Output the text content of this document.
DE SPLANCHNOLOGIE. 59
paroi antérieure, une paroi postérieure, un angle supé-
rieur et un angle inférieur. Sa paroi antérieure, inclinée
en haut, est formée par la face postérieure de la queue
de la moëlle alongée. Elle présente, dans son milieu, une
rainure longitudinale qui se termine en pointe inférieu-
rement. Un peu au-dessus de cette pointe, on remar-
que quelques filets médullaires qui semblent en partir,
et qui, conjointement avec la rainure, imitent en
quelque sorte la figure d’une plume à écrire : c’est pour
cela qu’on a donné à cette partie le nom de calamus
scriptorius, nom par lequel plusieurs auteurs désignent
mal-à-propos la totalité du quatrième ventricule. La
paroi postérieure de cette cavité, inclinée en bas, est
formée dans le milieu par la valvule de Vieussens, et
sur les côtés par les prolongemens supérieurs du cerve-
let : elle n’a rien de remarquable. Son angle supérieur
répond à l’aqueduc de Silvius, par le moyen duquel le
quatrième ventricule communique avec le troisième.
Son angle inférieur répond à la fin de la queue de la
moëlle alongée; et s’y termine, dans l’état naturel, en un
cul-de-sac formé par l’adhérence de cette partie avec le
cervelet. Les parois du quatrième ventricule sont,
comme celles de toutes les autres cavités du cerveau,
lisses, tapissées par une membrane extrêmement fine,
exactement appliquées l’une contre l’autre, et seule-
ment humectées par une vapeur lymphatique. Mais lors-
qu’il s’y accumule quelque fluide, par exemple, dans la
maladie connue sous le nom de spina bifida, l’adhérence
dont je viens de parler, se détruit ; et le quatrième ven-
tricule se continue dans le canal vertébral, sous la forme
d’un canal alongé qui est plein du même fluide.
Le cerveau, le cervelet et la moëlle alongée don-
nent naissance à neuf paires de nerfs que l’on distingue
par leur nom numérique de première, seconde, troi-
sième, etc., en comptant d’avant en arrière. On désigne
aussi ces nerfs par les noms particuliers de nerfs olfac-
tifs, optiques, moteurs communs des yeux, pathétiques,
※ ※ ※
• _INSTRUCTIONS TO FOLLOW_: In the records above, how many lines contain the string "avec"? State that number only.

• _RESULT OF THE TASK_: 3